── MATERIAL SHOWN

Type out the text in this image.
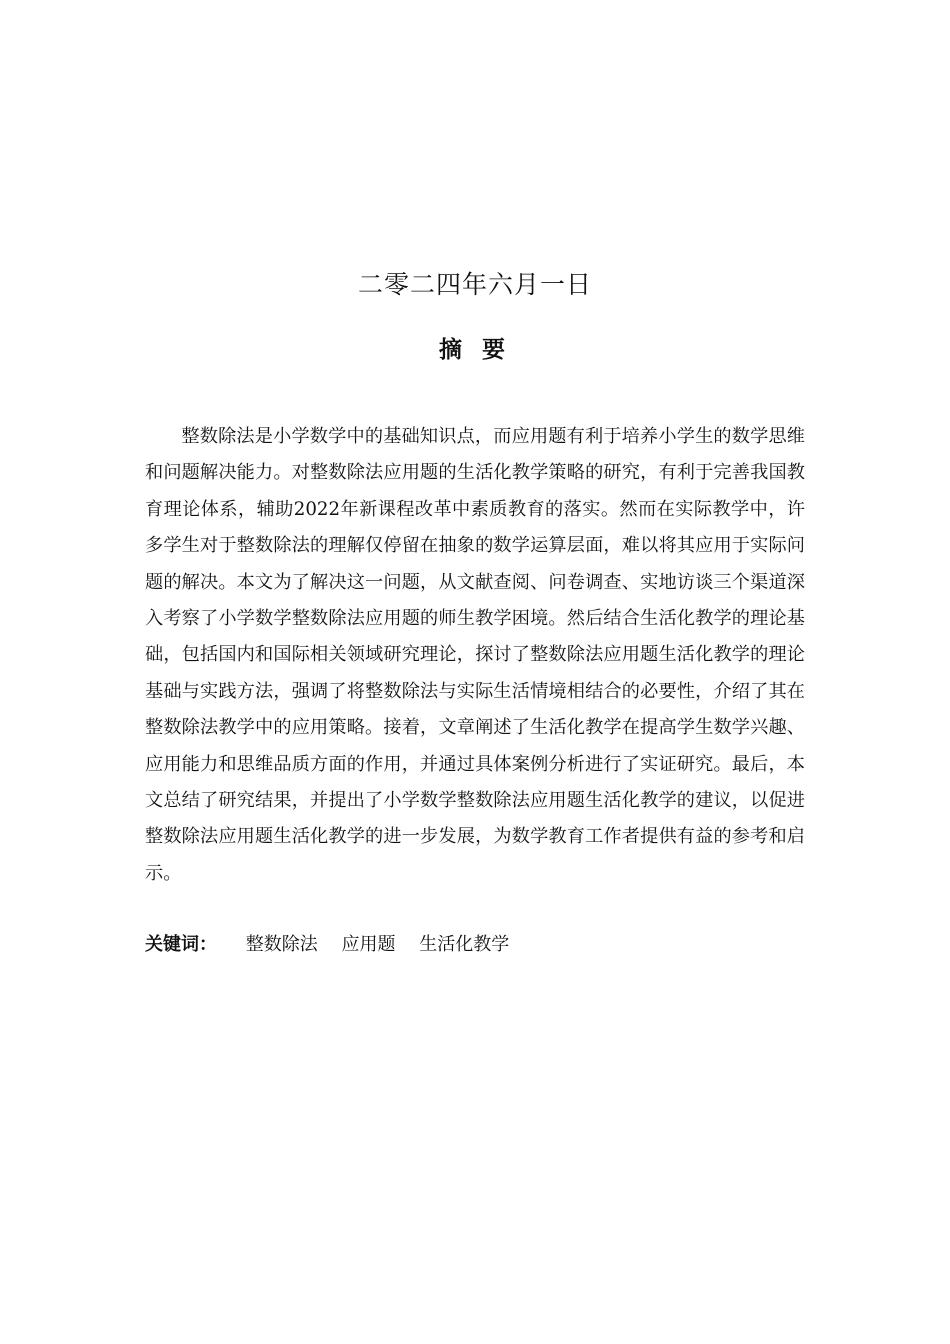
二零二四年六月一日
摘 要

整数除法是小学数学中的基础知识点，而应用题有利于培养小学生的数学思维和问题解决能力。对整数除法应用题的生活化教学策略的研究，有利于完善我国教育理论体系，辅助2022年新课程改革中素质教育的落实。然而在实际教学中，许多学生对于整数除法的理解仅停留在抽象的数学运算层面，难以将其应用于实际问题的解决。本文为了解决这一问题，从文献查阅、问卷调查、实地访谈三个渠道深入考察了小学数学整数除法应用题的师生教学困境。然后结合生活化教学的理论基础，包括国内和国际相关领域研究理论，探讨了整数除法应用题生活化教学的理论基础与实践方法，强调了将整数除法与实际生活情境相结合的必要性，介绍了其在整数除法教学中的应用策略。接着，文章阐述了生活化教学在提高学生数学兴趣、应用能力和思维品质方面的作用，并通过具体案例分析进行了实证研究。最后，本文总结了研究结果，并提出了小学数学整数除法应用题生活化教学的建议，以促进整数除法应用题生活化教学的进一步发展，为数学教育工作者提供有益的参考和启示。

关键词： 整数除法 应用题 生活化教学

────
── MATERIAL SHOWN

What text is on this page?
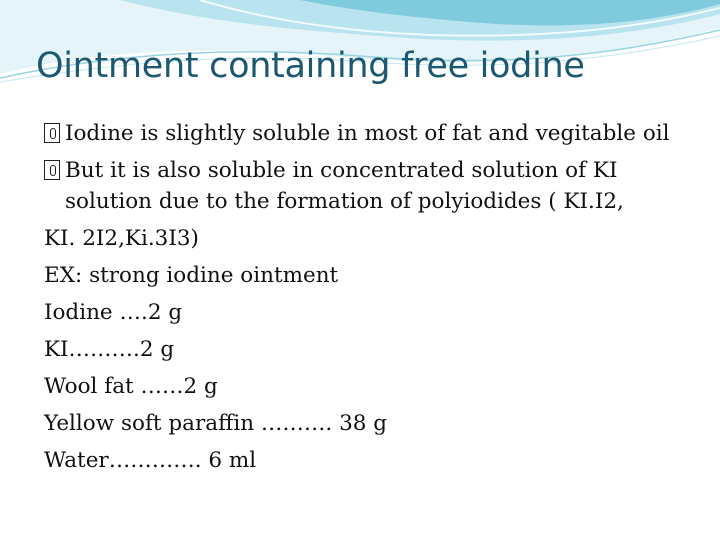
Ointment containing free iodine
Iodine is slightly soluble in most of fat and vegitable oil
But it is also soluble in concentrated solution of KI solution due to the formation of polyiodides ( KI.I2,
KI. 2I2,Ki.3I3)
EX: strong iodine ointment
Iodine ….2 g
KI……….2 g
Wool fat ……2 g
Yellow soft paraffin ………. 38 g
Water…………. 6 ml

────

Which lines above contain the word "soluble"? Copy each of them.

Iodine is slightly soluble in most of fat and vegitable oil
But it is also soluble in concentrated solution of KI solution due to the formation of polyiodides ( KI.I2,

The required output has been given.